Review the listing and copy each line that holds the word "оной".

Data for the task:
---
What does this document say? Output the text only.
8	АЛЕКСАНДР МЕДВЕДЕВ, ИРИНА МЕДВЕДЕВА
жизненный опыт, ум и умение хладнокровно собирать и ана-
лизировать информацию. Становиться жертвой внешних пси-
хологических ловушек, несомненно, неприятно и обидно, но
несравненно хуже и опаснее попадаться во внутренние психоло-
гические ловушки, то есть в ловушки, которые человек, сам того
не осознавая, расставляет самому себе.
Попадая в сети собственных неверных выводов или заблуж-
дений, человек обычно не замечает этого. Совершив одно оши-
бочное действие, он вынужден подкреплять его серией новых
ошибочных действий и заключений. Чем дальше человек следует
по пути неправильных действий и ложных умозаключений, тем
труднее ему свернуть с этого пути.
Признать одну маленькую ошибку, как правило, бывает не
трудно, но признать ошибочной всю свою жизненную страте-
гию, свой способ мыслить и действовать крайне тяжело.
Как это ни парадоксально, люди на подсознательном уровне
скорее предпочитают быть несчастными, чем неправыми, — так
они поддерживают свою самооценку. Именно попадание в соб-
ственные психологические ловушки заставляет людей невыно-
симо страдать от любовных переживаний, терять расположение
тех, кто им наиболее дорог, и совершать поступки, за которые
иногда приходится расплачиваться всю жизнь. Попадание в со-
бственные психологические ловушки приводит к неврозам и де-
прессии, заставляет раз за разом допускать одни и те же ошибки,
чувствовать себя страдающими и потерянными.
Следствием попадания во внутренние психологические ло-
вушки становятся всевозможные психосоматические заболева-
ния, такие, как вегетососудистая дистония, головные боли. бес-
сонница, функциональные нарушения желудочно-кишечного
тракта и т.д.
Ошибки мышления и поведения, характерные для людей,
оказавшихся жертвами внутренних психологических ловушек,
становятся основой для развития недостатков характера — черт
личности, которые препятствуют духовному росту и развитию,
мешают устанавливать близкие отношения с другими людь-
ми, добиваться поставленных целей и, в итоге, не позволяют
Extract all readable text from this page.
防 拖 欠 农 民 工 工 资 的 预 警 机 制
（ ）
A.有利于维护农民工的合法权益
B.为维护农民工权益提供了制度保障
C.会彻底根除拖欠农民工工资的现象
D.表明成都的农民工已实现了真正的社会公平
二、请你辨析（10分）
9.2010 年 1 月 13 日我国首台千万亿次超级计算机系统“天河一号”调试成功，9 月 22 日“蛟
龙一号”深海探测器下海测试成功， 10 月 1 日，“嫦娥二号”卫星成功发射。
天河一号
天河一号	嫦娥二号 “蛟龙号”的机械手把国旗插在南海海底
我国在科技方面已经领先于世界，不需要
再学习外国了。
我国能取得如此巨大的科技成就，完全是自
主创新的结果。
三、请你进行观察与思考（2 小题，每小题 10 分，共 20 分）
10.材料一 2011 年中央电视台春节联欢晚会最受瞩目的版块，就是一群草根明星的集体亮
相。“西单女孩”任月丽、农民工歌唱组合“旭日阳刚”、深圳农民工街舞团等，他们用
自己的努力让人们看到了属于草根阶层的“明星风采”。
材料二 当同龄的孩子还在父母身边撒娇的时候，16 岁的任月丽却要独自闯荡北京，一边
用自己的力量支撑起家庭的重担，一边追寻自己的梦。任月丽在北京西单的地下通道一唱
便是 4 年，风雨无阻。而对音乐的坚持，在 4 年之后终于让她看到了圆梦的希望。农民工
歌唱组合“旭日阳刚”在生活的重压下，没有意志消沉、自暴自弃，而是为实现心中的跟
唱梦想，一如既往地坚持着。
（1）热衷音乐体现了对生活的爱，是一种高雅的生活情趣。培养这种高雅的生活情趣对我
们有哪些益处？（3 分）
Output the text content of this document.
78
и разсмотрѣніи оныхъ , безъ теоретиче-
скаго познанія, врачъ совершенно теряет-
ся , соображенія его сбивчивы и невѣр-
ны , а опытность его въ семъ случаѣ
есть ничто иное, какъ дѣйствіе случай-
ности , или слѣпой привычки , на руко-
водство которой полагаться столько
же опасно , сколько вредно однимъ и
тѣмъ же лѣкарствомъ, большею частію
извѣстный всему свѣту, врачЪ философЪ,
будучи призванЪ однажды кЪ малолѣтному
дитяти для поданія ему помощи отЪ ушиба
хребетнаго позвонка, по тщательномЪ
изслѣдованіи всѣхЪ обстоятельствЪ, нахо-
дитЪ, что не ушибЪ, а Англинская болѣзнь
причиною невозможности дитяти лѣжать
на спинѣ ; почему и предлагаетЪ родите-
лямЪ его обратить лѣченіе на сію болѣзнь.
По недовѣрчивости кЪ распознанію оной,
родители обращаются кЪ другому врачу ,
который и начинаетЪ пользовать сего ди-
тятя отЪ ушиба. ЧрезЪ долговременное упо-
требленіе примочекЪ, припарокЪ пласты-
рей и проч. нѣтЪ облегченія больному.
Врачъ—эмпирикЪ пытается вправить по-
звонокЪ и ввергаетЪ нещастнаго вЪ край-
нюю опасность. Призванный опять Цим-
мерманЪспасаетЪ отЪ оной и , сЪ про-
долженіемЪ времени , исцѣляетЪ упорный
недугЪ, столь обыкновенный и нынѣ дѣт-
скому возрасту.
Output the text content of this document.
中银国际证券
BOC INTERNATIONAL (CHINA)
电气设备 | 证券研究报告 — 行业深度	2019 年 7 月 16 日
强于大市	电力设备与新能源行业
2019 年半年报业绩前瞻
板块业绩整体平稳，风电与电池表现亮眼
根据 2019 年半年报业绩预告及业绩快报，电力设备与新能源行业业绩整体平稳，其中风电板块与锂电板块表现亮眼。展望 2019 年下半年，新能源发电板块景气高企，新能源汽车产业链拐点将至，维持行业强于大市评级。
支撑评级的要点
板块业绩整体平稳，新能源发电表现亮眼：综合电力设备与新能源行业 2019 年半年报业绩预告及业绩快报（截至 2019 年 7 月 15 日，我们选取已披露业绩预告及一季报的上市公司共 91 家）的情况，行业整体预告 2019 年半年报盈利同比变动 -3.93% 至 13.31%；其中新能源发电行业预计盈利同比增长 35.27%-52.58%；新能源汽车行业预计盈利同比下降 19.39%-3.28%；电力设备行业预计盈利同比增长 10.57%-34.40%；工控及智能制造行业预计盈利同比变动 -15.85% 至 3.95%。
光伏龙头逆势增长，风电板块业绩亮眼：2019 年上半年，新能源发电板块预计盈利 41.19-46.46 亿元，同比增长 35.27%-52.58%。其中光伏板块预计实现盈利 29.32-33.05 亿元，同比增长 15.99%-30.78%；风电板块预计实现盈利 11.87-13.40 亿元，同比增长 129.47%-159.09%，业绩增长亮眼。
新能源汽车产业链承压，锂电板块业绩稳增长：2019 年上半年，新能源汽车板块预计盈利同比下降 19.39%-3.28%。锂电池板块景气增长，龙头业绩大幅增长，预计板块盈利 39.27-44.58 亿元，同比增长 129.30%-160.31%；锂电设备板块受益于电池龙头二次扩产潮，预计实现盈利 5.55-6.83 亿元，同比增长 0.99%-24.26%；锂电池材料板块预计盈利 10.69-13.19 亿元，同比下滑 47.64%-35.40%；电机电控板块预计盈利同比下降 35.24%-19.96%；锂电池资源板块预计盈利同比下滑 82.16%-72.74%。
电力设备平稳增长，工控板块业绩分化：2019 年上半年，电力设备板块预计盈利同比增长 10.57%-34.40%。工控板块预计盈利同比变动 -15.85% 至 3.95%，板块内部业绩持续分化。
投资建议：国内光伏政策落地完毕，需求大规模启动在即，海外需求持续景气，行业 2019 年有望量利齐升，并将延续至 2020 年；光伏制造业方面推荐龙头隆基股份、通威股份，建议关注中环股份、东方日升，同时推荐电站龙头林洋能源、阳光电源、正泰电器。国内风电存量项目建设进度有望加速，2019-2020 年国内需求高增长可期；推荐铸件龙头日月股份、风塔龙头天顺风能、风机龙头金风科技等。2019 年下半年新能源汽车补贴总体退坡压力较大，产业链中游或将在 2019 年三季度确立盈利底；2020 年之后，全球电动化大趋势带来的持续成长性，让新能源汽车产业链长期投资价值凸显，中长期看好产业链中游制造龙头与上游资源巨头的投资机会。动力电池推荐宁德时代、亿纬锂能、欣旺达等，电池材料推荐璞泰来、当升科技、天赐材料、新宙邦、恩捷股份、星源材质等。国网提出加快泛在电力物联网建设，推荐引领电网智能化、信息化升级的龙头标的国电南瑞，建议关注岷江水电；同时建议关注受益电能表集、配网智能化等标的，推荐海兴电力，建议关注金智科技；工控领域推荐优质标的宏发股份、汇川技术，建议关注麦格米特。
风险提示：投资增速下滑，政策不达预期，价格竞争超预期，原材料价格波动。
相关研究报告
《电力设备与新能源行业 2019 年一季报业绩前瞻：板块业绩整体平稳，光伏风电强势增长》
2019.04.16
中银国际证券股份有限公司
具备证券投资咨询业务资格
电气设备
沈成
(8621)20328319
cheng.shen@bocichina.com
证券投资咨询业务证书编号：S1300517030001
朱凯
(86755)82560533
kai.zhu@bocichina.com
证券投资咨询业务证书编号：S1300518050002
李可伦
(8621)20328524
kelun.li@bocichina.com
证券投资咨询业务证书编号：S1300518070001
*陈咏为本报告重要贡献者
---
Exercise answer:
По недовѣрчивости кЪ распознанію оной,
мерманЪспасаетЪ отЪ оной и , сЪ про-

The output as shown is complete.